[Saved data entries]
╭──

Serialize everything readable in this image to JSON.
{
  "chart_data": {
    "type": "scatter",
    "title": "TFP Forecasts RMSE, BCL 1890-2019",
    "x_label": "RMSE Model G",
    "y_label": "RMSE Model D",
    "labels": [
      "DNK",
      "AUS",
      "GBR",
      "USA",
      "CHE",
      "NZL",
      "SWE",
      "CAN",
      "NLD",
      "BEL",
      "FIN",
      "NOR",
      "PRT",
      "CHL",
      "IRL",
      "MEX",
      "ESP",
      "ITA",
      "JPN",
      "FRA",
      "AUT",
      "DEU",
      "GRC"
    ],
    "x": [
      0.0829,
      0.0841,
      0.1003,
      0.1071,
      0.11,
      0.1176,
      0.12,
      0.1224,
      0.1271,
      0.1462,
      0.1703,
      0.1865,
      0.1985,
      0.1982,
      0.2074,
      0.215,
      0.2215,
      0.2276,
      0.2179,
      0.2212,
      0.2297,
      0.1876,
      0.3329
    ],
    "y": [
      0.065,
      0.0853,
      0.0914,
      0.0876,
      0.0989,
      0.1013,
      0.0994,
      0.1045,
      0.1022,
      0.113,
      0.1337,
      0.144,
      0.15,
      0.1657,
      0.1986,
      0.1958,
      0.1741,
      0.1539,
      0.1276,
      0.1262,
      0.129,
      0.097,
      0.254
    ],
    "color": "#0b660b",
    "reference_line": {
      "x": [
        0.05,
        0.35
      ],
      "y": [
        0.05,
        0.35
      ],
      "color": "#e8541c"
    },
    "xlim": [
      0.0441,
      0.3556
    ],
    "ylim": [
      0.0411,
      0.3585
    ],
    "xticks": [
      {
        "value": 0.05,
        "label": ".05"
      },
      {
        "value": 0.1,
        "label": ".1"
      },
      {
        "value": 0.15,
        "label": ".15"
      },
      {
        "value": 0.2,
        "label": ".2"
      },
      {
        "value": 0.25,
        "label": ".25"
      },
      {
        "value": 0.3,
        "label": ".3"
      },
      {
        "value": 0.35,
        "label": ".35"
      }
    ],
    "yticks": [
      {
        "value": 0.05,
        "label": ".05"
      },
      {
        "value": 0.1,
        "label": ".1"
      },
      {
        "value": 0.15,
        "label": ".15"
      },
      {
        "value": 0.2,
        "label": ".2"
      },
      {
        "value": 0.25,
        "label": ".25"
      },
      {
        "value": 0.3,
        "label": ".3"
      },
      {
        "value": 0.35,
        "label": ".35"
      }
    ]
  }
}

╰──

- [WHAT TO DO]: Quote all the records exactly, please, leaving none out.

- [EXERCISE SOLUTION]:
Serialize everything readable in this image to JSON.
{
  "chart_data": {
    "type": "scatter",
    "title": "TFP Forecasts RMSE, BCL 1890-2019",
    "x_label": "RMSE Model G",
    "y_label": "RMSE Model D",
    "labels": [
      "DNK",
      "AUS",
      "GBR",
      "USA",
      "CHE",
      "NZL",
      "SWE",
      "CAN",
      "NLD",
      "BEL",
      "FIN",
      "NOR",
      "PRT",
      "CHL",
      "IRL",
      "MEX",
      "ESP",
      "ITA",
      "JPN",
      "FRA",
      "AUT",
      "DEU",
      "GRC"
    ],
    "x": [
      0.0829,
      0.0841,
      0.1003,
      0.1071,
      0.11,
      0.1176,
      0.12,
      0.1224,
      0.1271,
      0.1462,
      0.1703,
      0.1865,
      0.1985,
      0.1982,
      0.2074,
      0.215,
      0.2215,
      0.2276,
      0.2179,
      0.2212,
      0.2297,
      0.1876,
      0.3329
    ],
    "y": [
      0.065,
      0.0853,
      0.0914,
      0.0876,
      0.0989,
      0.1013,
      0.0994,
      0.1045,
      0.1022,
      0.113,
      0.1337,
      0.144,
      0.15,
      0.1657,
      0.1986,
      0.1958,
      0.1741,
      0.1539,
      0.1276,
      0.1262,
      0.129,
      0.097,
      0.254
    ],
    "color": "#0b660b",
    "reference_line": {
      "x": [
        0.05,
        0.35
      ],
      "y": [
        0.05,
        0.35
      ],
      "color": "#e8541c"
    },
    "xlim": [
      0.0441,
      0.3556
    ],
    "ylim": [
      0.0411,
      0.3585
    ],
    "xticks": [
      {
        "value": 0.05,
        "label": ".05"
      },
      {
        "value": 0.1,
        "label": ".1"
      },
      {
        "value": 0.15,
        "label": ".15"
      },
      {
        "value": 0.2,
        "label": ".2"
      },
      {
        "value": 0.25,
        "label": ".25"
      },
      {
        "value": 0.3,
        "label": ".3"
      },
      {
        "value": 0.35,
        "label": ".35"
      }
    ],
    "yticks": [
      {
        "value": 0.05,
        "label": ".05"
      },
      {
        "value": 0.1,
        "label": ".1"
      },
      {
        "value": 0.15,
        "label": ".15"
      },
      {
        "value": 0.2,
        "label": ".2"
      },
      {
        "value": 0.25,
        "label": ".25"
      },
      {
        "value": 0.3,
        "label": ".3"
      },
      {
        "value": 0.35,
        "label": ".35"
      }
    ]
  }
}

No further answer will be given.